### [Task requirements]
Present every line in which the string "this" appears.

### [Records provided]

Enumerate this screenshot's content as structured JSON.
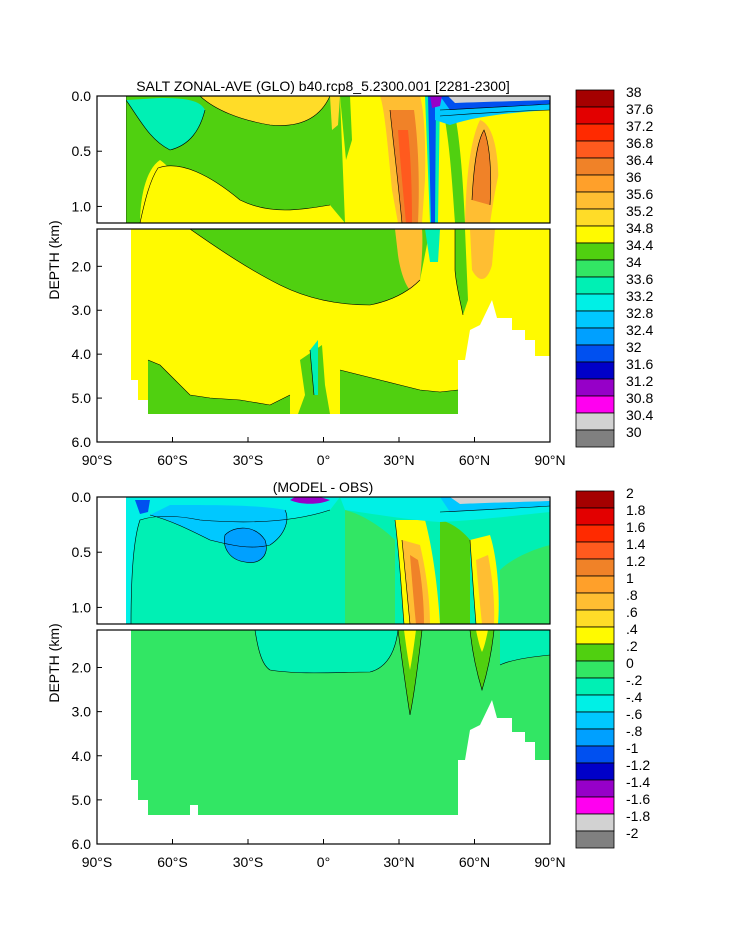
{
  "chart_data": [
    {
      "type": "heatmap",
      "title": "SALT ZONAL-AVE (GLO) b40.rcp8_5.2300.001 [2281-2300]",
      "ylabel": "DEPTH (km)",
      "xlabel": "",
      "xlim": [
        -90,
        90
      ],
      "ylim_upper_km": [
        0,
        1.15
      ],
      "ylim_lower_km": [
        1.15,
        6.0
      ],
      "x_ticks": [
        "90°S",
        "60°S",
        "30°S",
        "0°",
        "30°N",
        "60°N",
        "90°N"
      ],
      "x_tick_values": [
        -90,
        -60,
        -30,
        0,
        30,
        60,
        90
      ],
      "y_ticks_upper": [
        "0.0",
        "0.5",
        "1.0"
      ],
      "y_tick_values_upper": [
        0,
        0.5,
        1.0
      ],
      "y_ticks_lower": [
        "2.0",
        "3.0",
        "4.0",
        "5.0",
        "6.0"
      ],
      "y_tick_values_lower": [
        2,
        3,
        4,
        5,
        6
      ],
      "colorbar_labels": [
        "38",
        "37.6",
        "37.2",
        "36.8",
        "36.4",
        "36",
        "35.6",
        "35.2",
        "34.8",
        "34.4",
        "34",
        "33.6",
        "33.2",
        "32.8",
        "32.4",
        "32",
        "31.6",
        "31.2",
        "30.8",
        "30.4",
        "30"
      ],
      "colorbar_colors": [
        "#a50000",
        "#e30000",
        "#ff2a00",
        "#ff5a1e",
        "#f08228",
        "#ffa02a",
        "#ffbe32",
        "#ffdc28",
        "#fffa00",
        "#50d010",
        "#32e664",
        "#00f0b4",
        "#00f0e6",
        "#00c8ff",
        "#00a0ff",
        "#0050f0",
        "#0000c8",
        "#9600c8",
        "#ff00f0",
        "#d2d2d2",
        "#808080"
      ]
    },
    {
      "type": "heatmap",
      "title": "(MODEL - OBS)",
      "ylabel": "DEPTH (km)",
      "xlabel": "",
      "xlim": [
        -90,
        90
      ],
      "x_ticks": [
        "90°S",
        "60°S",
        "30°S",
        "0°",
        "30°N",
        "60°N",
        "90°N"
      ],
      "x_tick_values": [
        -90,
        -60,
        -30,
        0,
        30,
        60,
        90
      ],
      "y_ticks_upper": [
        "0.0",
        "0.5",
        "1.0"
      ],
      "y_tick_values_upper": [
        0,
        0.5,
        1.0
      ],
      "y_ticks_lower": [
        "2.0",
        "3.0",
        "4.0",
        "5.0",
        "6.0"
      ],
      "y_tick_values_lower": [
        2,
        3,
        4,
        5,
        6
      ],
      "colorbar_labels": [
        "2",
        "1.8",
        "1.6",
        "1.4",
        "1.2",
        "1",
        ".8",
        ".6",
        ".4",
        ".2",
        "0",
        "-.2",
        "-.4",
        "-.6",
        "-.8",
        "-1",
        "-1.2",
        "-1.4",
        "-1.6",
        "-1.8",
        "-2"
      ],
      "colorbar_colors": [
        "#a50000",
        "#e30000",
        "#ff2a00",
        "#ff5a1e",
        "#f08228",
        "#ffa02a",
        "#ffbe32",
        "#ffdc28",
        "#fffa00",
        "#50d010",
        "#32e664",
        "#00f0b4",
        "#00f0e6",
        "#00c8ff",
        "#00a0ff",
        "#0050f0",
        "#0000c8",
        "#9600c8",
        "#ff00f0",
        "#d2d2d2",
        "#808080"
      ]
    }
  ]
}
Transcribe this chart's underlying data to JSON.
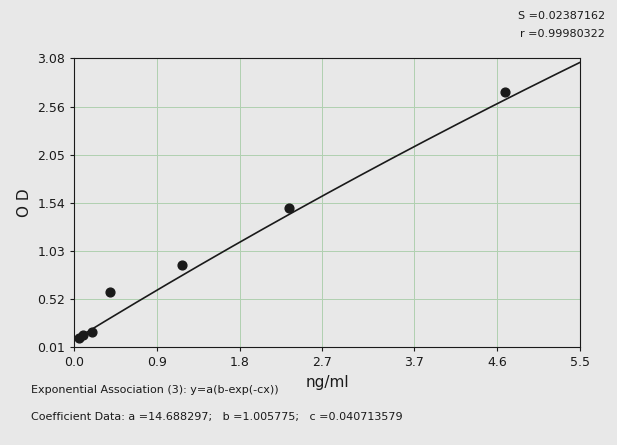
{
  "x_data": [
    0.049,
    0.098,
    0.195,
    0.39,
    1.17,
    2.34,
    4.69
  ],
  "y_data": [
    0.108,
    0.135,
    0.175,
    0.59,
    0.88,
    1.49,
    2.72
  ],
  "fit_a": 14.688297,
  "fit_b": 1.005775,
  "fit_c": 0.040713579,
  "S_value": "S =0.02387162",
  "r_value": "r =0.99980322",
  "xlabel": "ng/ml",
  "ylabel": "O D",
  "xlim": [
    0.0,
    5.5
  ],
  "ylim": [
    0.01,
    3.08
  ],
  "xtick_positions": [
    0.0,
    0.9,
    1.8,
    2.7,
    3.7,
    4.6,
    5.5
  ],
  "xtick_labels": [
    "0.0",
    "0.9",
    "1.8",
    "2.7",
    "3.7",
    "4.6",
    "5.5"
  ],
  "ytick_positions": [
    0.01,
    0.52,
    1.03,
    1.54,
    2.05,
    2.56,
    3.08
  ],
  "ytick_labels": [
    "0.01",
    "0.52",
    "1.03",
    "1.54",
    "2.05",
    "2.56",
    "3.08"
  ],
  "footer_line1": "Exponential Association (3): y=a(b-exp(-cx))",
  "footer_line2": "Coefficient Data: a =14.688297;   b =1.005775;   c =0.040713579",
  "background_color": "#e8e8e8",
  "plot_bg_color": "#e8e8e8",
  "grid_color": "#b0d0b0",
  "line_color": "#1a1a1a",
  "dot_color": "#1a1a1a",
  "text_color": "#1a1a1a",
  "dot_size": 40
}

### [Output of the exercise]
Enumerate this screenshot's content as structured JSON.
Transcribe this chart's underlying data to JSON.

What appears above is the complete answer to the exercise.